▶ [WHAT TO DO] Please quote every line word for word.

▶ [MATERIAL TO PROCESS]
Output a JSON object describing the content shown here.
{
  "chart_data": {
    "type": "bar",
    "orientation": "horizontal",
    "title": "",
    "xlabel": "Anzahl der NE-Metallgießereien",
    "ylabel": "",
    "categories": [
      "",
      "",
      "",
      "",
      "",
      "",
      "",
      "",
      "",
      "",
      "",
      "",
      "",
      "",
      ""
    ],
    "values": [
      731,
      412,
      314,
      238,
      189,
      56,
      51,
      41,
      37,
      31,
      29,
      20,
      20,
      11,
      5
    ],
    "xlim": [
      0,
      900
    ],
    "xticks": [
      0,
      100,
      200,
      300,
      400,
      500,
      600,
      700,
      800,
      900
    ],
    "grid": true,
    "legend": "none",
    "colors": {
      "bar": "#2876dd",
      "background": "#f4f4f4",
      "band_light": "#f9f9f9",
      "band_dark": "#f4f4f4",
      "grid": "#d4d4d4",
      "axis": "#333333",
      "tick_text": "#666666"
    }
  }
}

▶ [PROBLEM SOLUTION]
Output a JSON object describing the content shown here.
{
  "chart_data": {
    "type": "bar",
    "orientation": "horizontal",
    "title": "",
    "xlabel": "Anzahl der NE-Metallgießereien",
    "ylabel": "",
    "categories": [
      "",
      "",
      "",
      "",
      "",
      "",
      "",
      "",
      "",
      "",
      "",
      "",
      "",
      "",
      ""
    ],
    "values": [
      731,
      412,
      314,
      238,
      189,
      56,
      51,
      41,
      37,
      31,
      29,
      20,
      20,
      11,
      5
    ],
    "xlim": [
      0,
      900
    ],
    "xticks": [
      0,
      100,
      200,
      300,
      400,
      500,
      600,
      700,
      800,
      900
    ],
    "grid": true,
    "legend": "none",
    "colors": {
      "bar": "#2876dd",
      "background": "#f4f4f4",
      "band_light": "#f9f9f9",
      "band_dark": "#f4f4f4",
      "grid": "#d4d4d4",
      "axis": "#333333",
      "tick_text": "#666666"
    }
  }
}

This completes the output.